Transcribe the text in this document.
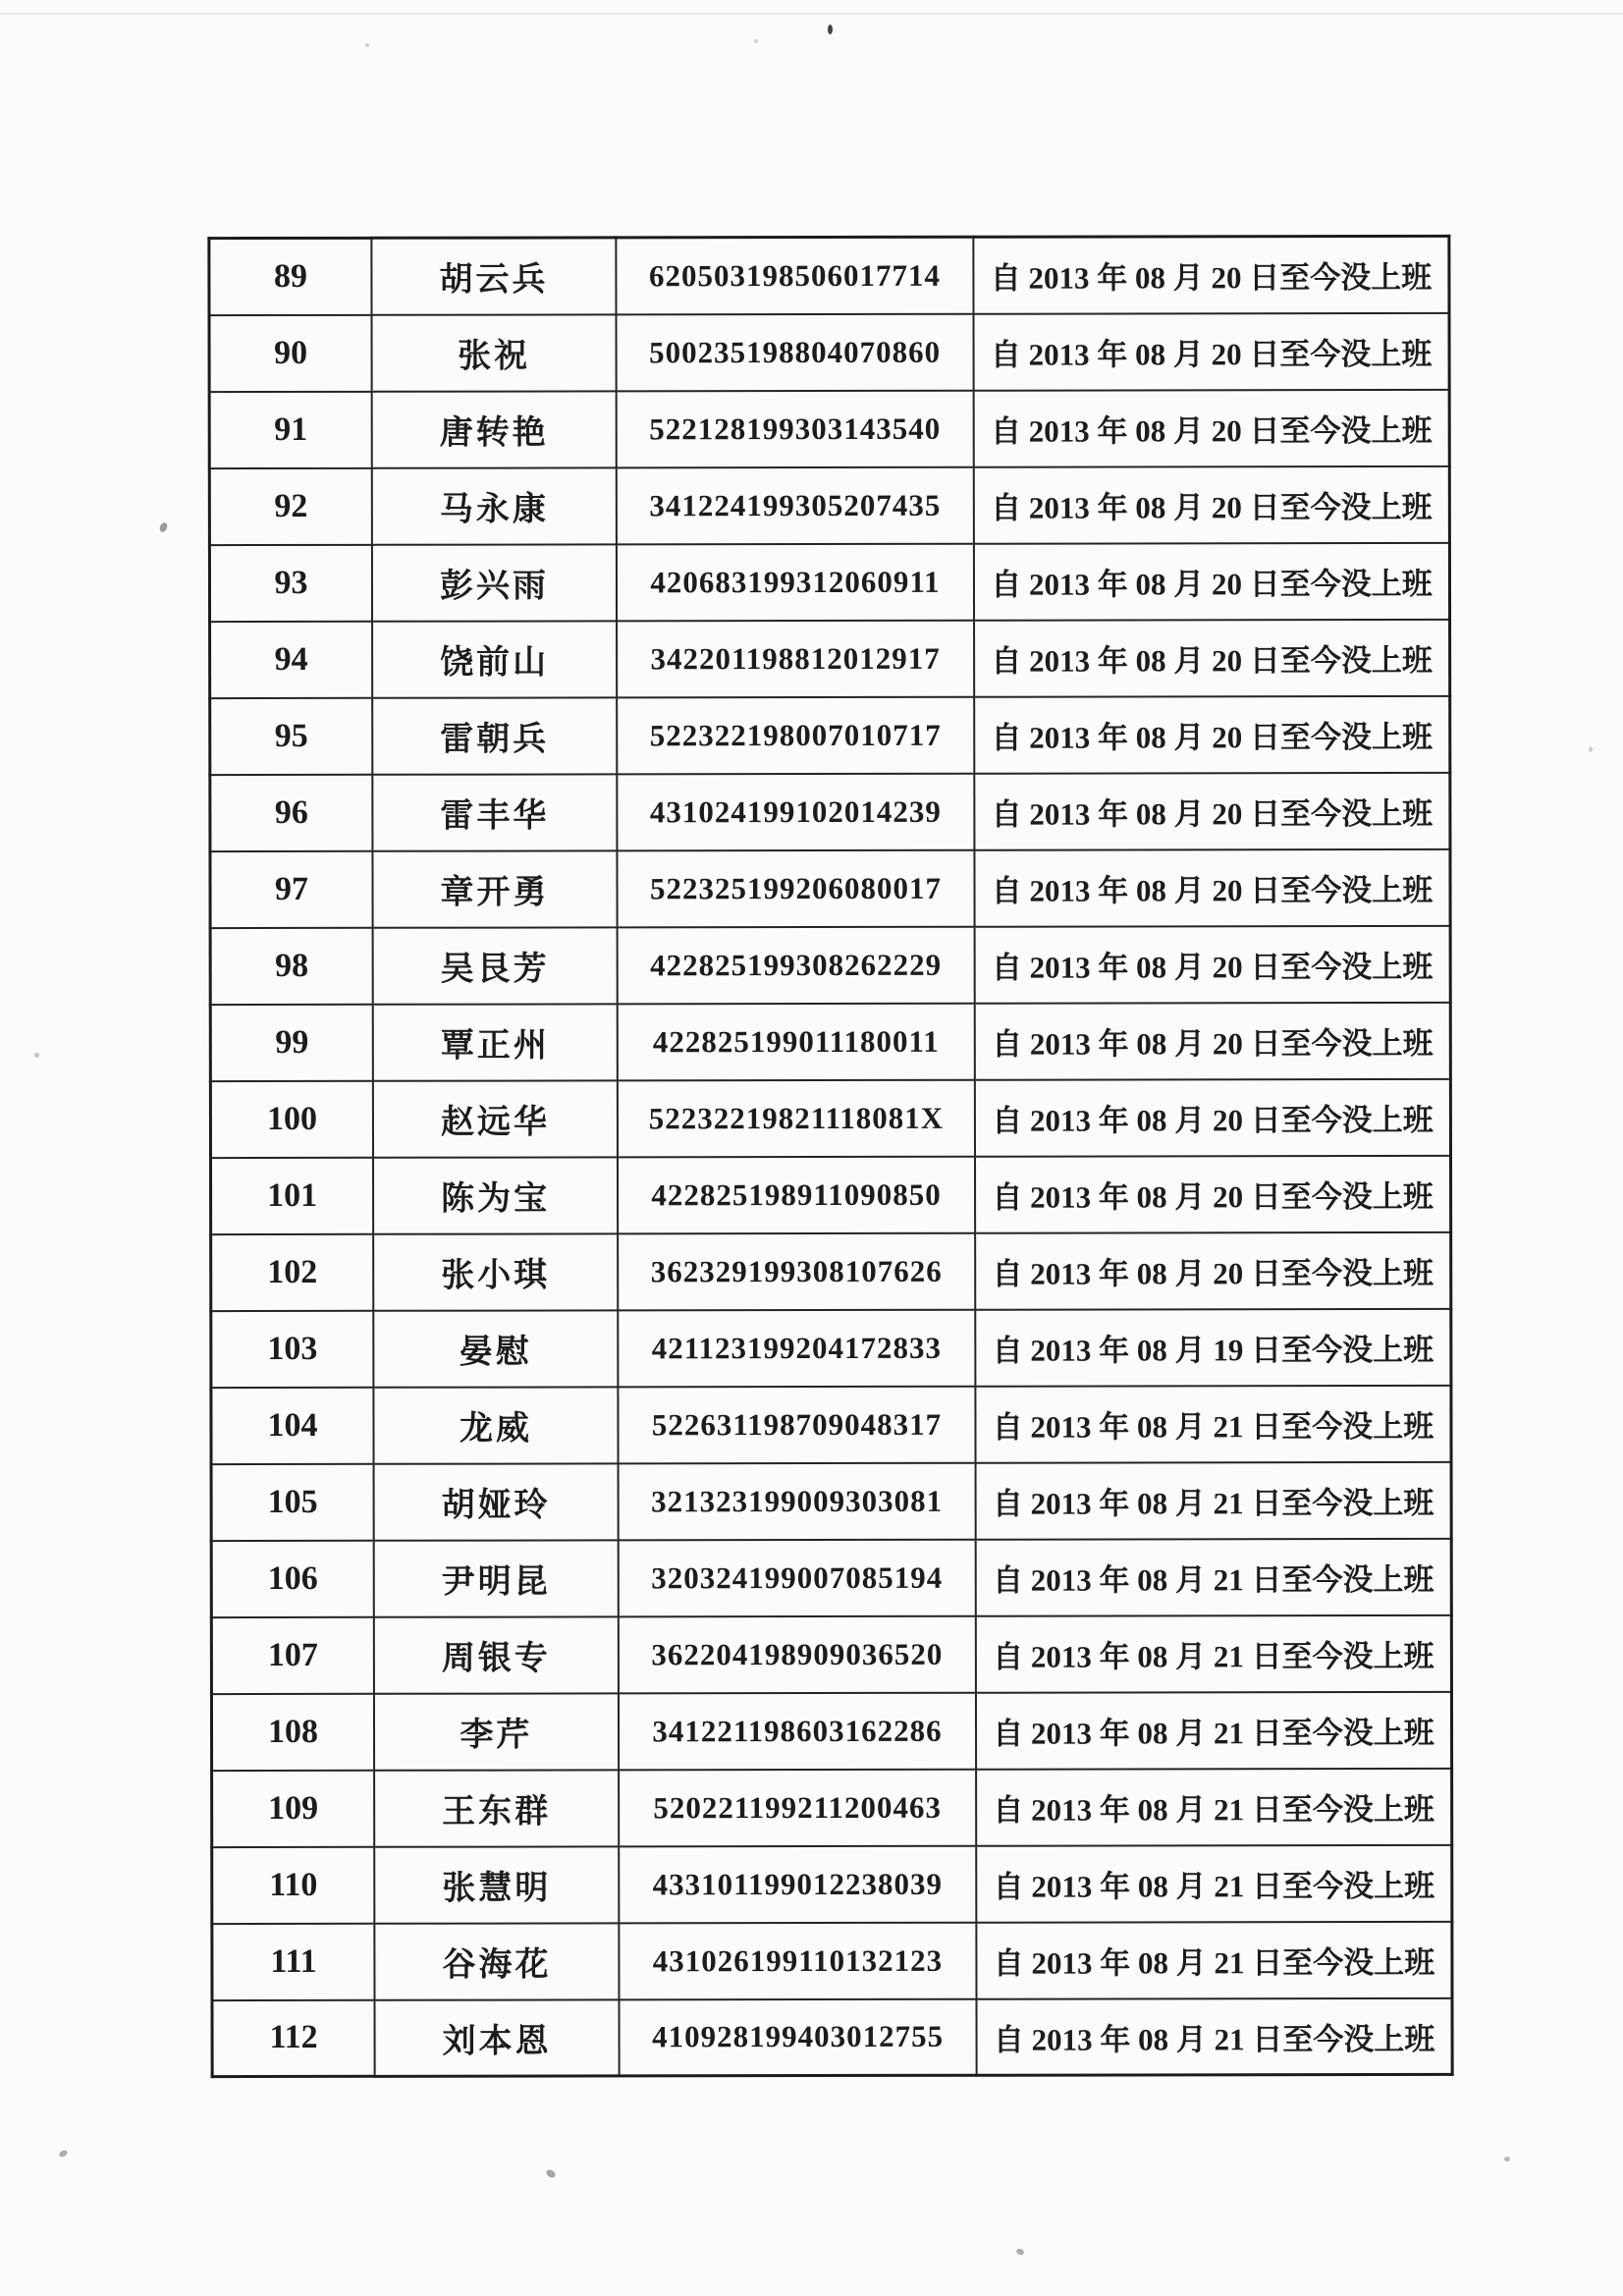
89	胡云兵	620503198506017714	自 2013 年 08 月 20 日至今没上班
90	张祝	500235198804070860	自 2013 年 08 月 20 日至今没上班
91	唐转艳	522128199303143540	自 2013 年 08 月 20 日至今没上班
92	马永康	341224199305207435	自 2013 年 08 月 20 日至今没上班
93	彭兴雨	420683199312060911	自 2013 年 08 月 20 日至今没上班
94	饶前山	342201198812012917	自 2013 年 08 月 20 日至今没上班
95	雷朝兵	522322198007010717	自 2013 年 08 月 20 日至今没上班
96	雷丰华	431024199102014239	自 2013 年 08 月 20 日至今没上班
97	章开勇	522325199206080017	自 2013 年 08 月 20 日至今没上班
98	吴艮芳	422825199308262229	自 2013 年 08 月 20 日至今没上班
99	覃正州	422825199011180011	自 2013 年 08 月 20 日至今没上班
100	赵远华	52232219821118081X	自 2013 年 08 月 20 日至今没上班
101	陈为宝	422825198911090850	自 2013 年 08 月 20 日至今没上班
102	张小琪	362329199308107626	自 2013 年 08 月 20 日至今没上班
103	晏慰	421123199204172833	自 2013 年 08 月 19 日至今没上班
104	龙威	522631198709048317	自 2013 年 08 月 21 日至今没上班
105	胡娅玲	321323199009303081	自 2013 年 08 月 21 日至今没上班
106	尹明昆	320324199007085194	自 2013 年 08 月 21 日至今没上班
107	周银专	362204198909036520	自 2013 年 08 月 21 日至今没上班
108	李芹	341221198603162286	自 2013 年 08 月 21 日至今没上班
109	王东群	520221199211200463	自 2013 年 08 月 21 日至今没上班
110	张慧明	433101199012238039	自 2013 年 08 月 21 日至今没上班
111	谷海花	431026199110132123	自 2013 年 08 月 21 日至今没上班
112	刘本恩	410928199403012755	自 2013 年 08 月 21 日至今没上班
◆ ◆ ◆ ◆ ◆
What to do: Restate the records above in full, word for word. Keep pictures out.

Reply to the exercise:
Transcribe the text in this document.
89	胡云兵	620503198506017714	自 2013 年 08 月 20 日至今没上班
90	张祝	500235198804070860	自 2013 年 08 月 20 日至今没上班
91	唐转艳	522128199303143540	自 2013 年 08 月 20 日至今没上班
92	马永康	341224199305207435	自 2013 年 08 月 20 日至今没上班
93	彭兴雨	420683199312060911	自 2013 年 08 月 20 日至今没上班
94	饶前山	342201198812012917	自 2013 年 08 月 20 日至今没上班
95	雷朝兵	522322198007010717	自 2013 年 08 月 20 日至今没上班
96	雷丰华	431024199102014239	自 2013 年 08 月 20 日至今没上班
97	章开勇	522325199206080017	自 2013 年 08 月 20 日至今没上班
98	吴艮芳	422825199308262229	自 2013 年 08 月 20 日至今没上班
99	覃正州	422825199011180011	自 2013 年 08 月 20 日至今没上班
100	赵远华	52232219821118081X	自 2013 年 08 月 20 日至今没上班
101	陈为宝	422825198911090850	自 2013 年 08 月 20 日至今没上班
102	张小琪	362329199308107626	自 2013 年 08 月 20 日至今没上班
103	晏慰	421123199204172833	自 2013 年 08 月 19 日至今没上班
104	龙威	522631198709048317	自 2013 年 08 月 21 日至今没上班
105	胡娅玲	321323199009303081	自 2013 年 08 月 21 日至今没上班
106	尹明昆	320324199007085194	自 2013 年 08 月 21 日至今没上班
107	周银专	362204198909036520	自 2013 年 08 月 21 日至今没上班
108	李芹	341221198603162286	自 2013 年 08 月 21 日至今没上班
109	王东群	520221199211200463	自 2013 年 08 月 21 日至今没上班
110	张慧明	433101199012238039	自 2013 年 08 月 21 日至今没上班
111	谷海花	431026199110132123	自 2013 年 08 月 21 日至今没上班
112	刘本恩	410928199403012755	自 2013 年 08 月 21 日至今没上班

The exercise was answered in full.